[Job] Write only the number of lines in the records beneath that hold "type".

++++ Source material ++++

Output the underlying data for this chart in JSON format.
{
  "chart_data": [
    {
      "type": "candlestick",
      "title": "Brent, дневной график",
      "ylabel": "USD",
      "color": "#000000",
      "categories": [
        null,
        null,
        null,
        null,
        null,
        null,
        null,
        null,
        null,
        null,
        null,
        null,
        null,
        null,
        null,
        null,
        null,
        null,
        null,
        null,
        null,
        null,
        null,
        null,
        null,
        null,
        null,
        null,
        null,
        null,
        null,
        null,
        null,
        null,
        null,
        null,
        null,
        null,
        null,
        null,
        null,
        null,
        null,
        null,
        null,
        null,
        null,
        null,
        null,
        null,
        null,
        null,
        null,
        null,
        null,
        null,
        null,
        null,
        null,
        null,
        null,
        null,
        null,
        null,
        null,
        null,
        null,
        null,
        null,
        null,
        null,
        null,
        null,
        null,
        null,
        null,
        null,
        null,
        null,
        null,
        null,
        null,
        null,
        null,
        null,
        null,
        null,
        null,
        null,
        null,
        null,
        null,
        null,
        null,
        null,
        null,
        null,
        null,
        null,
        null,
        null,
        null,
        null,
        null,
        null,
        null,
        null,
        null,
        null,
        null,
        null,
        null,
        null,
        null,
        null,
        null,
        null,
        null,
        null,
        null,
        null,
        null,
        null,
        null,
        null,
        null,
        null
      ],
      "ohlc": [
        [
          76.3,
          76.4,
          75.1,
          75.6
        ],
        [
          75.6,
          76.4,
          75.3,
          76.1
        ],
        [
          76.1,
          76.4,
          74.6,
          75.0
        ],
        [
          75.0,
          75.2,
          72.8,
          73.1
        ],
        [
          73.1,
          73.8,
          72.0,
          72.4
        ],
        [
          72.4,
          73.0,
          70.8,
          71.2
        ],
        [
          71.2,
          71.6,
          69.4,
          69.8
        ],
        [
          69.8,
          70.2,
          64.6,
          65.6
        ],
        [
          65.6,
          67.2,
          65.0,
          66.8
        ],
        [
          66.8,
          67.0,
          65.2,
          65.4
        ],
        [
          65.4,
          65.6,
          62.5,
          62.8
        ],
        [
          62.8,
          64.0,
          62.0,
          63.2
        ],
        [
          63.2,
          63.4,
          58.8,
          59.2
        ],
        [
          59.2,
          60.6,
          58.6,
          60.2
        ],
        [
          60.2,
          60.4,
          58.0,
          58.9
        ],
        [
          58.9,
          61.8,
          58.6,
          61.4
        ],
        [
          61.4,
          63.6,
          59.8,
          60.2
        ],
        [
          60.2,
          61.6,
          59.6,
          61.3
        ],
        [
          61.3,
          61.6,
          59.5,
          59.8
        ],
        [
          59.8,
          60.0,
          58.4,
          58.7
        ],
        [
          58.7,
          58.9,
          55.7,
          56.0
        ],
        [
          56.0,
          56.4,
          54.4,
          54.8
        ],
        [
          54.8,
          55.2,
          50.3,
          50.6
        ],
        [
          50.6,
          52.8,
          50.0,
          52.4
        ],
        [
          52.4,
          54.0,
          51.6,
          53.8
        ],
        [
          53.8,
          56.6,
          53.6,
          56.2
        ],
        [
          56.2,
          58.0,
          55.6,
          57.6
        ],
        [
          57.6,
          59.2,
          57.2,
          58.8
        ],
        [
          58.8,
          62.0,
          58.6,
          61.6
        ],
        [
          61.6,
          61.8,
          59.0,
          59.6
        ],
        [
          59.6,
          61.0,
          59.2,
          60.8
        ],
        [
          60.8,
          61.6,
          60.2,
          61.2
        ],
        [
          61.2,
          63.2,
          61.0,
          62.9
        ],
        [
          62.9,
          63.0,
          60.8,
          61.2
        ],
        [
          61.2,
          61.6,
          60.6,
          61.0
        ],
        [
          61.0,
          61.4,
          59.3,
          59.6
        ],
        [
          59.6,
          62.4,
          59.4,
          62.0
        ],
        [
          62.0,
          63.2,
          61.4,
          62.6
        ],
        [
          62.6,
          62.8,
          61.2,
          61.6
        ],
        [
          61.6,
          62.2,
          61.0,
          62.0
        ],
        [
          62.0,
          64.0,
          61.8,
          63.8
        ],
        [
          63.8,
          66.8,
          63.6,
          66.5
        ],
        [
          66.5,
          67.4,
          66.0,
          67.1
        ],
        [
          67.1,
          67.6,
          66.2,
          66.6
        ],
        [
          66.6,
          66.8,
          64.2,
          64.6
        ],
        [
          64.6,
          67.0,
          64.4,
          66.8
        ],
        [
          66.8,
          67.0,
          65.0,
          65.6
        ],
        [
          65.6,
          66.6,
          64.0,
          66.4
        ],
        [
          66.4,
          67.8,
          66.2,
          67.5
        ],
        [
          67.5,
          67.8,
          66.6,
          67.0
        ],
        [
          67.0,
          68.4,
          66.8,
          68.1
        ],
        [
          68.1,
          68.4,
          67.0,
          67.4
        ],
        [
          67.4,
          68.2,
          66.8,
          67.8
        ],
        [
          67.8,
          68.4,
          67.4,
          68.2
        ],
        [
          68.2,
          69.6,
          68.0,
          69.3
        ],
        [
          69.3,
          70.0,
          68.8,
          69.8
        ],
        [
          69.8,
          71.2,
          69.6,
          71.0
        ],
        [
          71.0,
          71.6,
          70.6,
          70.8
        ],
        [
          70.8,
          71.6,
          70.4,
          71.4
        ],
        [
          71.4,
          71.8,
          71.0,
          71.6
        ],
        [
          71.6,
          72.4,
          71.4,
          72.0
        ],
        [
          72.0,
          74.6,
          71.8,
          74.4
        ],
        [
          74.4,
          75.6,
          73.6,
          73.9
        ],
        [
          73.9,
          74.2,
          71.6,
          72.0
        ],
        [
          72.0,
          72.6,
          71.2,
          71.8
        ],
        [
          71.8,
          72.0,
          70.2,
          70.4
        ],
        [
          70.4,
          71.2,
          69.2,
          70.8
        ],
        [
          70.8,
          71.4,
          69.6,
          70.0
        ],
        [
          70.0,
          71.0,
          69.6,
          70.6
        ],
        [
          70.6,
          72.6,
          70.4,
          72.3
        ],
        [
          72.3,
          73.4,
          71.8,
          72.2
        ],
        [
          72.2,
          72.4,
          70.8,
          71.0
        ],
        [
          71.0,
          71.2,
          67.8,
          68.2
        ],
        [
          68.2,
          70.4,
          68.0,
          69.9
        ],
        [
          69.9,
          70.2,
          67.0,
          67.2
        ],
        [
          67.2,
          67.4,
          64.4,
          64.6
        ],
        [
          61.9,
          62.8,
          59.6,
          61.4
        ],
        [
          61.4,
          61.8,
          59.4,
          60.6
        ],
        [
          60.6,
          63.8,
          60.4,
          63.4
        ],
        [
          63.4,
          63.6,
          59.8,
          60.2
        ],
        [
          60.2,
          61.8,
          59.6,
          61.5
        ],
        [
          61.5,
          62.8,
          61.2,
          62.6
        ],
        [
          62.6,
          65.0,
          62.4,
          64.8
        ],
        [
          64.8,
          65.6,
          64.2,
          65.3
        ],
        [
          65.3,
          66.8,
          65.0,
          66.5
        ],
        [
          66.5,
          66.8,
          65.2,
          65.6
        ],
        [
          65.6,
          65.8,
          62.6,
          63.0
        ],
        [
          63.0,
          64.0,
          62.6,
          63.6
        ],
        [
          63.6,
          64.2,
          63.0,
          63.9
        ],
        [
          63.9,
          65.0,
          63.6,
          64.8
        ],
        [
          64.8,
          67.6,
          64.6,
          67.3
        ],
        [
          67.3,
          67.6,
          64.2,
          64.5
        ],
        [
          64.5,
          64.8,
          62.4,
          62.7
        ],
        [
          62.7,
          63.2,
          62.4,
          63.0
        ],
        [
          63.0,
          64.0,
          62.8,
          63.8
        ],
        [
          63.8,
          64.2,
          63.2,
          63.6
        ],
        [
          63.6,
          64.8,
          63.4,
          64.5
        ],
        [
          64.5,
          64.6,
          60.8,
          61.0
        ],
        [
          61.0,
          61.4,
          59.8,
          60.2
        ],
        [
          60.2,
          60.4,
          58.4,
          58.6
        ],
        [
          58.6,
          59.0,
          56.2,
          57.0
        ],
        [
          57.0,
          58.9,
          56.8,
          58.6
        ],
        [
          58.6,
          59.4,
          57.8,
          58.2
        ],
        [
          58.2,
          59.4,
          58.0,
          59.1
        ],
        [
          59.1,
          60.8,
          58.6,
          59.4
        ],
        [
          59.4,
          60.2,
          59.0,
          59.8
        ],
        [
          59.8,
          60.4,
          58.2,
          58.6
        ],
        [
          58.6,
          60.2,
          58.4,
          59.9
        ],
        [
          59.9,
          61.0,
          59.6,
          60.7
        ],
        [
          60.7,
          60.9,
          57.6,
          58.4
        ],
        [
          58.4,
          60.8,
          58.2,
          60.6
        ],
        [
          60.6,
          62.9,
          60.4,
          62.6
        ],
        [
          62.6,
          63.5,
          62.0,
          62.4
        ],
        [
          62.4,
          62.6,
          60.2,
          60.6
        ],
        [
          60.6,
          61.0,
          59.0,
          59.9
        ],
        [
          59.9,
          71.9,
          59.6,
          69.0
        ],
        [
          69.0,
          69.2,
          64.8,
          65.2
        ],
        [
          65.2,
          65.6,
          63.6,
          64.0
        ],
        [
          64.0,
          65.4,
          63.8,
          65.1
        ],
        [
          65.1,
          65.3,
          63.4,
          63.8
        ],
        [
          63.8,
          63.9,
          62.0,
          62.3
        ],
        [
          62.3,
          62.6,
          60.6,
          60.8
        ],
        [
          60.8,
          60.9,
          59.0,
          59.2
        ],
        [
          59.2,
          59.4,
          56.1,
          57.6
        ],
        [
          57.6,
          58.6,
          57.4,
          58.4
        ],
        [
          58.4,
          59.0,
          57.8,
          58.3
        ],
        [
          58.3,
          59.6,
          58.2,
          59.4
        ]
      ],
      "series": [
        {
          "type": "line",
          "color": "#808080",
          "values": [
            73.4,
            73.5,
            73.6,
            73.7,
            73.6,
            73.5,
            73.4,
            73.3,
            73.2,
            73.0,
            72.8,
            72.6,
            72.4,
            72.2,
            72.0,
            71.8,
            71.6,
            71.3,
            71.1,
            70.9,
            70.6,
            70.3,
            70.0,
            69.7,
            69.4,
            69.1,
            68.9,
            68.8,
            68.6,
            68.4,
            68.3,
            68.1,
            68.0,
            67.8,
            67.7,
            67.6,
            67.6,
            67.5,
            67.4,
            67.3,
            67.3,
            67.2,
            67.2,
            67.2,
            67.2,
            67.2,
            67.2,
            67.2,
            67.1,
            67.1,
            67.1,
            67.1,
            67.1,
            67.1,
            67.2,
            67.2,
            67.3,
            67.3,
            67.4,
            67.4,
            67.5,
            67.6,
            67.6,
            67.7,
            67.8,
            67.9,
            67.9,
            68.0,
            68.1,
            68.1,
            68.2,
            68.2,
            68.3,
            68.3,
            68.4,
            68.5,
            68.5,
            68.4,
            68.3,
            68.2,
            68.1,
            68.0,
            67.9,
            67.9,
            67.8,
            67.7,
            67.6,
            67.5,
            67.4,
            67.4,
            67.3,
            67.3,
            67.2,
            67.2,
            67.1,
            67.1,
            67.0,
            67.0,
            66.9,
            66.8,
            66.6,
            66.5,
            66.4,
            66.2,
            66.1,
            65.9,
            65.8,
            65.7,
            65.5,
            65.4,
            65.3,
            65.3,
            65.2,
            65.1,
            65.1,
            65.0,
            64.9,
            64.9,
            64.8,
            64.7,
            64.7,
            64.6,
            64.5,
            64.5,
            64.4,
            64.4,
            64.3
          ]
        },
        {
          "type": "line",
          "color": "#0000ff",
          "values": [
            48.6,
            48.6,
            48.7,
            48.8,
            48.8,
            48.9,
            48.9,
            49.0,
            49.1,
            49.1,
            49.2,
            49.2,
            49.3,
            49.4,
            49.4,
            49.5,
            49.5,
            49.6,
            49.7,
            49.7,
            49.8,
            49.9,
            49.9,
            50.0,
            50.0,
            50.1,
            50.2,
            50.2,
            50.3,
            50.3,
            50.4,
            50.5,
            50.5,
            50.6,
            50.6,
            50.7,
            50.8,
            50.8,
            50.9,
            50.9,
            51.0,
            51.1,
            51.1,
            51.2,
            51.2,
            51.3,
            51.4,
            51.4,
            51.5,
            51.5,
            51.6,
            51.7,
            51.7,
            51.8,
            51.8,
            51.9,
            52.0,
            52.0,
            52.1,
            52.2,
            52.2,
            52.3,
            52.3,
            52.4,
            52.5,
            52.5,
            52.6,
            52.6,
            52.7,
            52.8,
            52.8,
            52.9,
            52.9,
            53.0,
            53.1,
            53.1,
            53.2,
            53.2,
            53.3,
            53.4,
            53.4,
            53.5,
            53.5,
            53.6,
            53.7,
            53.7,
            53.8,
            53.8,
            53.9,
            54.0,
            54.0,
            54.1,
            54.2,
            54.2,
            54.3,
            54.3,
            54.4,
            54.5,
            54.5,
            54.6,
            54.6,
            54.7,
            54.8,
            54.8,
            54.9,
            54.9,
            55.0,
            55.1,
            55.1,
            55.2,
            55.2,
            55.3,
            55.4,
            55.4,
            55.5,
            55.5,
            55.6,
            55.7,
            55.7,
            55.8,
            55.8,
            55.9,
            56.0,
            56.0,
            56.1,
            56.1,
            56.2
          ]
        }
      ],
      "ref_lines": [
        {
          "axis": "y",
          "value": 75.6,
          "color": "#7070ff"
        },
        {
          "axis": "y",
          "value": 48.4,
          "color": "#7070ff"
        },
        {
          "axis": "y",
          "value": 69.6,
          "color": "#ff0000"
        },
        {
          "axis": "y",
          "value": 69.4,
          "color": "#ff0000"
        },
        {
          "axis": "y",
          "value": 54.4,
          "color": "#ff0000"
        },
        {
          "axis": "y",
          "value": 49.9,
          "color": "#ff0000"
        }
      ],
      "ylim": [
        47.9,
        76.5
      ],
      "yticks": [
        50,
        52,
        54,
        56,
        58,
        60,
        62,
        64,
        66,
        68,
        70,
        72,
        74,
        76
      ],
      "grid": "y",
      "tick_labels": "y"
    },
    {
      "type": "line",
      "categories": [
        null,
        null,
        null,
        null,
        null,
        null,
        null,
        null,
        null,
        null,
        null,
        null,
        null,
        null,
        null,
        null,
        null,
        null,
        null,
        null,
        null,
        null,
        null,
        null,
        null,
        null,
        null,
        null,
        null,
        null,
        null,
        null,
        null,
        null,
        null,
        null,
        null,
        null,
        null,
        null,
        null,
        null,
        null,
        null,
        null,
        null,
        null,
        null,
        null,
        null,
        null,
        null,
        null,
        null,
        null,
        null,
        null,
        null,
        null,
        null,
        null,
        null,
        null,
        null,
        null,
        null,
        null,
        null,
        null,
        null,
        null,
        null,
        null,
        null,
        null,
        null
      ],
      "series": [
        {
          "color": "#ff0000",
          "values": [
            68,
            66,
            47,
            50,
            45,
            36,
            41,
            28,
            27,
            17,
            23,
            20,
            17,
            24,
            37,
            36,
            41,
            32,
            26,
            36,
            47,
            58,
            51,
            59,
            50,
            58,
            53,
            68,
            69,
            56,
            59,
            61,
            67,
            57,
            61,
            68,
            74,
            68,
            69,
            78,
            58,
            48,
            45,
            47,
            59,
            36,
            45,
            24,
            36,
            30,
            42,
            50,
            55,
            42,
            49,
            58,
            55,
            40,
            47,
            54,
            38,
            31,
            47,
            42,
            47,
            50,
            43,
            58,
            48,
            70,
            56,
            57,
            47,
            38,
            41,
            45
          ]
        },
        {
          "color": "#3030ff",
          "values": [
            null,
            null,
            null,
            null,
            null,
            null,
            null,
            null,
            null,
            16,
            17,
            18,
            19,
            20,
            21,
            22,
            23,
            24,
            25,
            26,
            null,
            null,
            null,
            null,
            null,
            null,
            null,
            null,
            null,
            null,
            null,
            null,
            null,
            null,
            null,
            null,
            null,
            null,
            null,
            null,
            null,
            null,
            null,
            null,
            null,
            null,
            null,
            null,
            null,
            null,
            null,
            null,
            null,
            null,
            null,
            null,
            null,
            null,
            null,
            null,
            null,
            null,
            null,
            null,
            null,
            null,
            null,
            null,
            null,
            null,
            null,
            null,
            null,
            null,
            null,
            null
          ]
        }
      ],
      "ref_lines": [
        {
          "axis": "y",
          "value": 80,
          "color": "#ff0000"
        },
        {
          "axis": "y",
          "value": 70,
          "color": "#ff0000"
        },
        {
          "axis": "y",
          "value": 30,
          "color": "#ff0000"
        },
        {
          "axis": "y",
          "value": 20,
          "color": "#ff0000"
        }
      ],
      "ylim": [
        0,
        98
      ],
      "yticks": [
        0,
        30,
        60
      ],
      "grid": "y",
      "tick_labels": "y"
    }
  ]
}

++++

[Answer in full] 4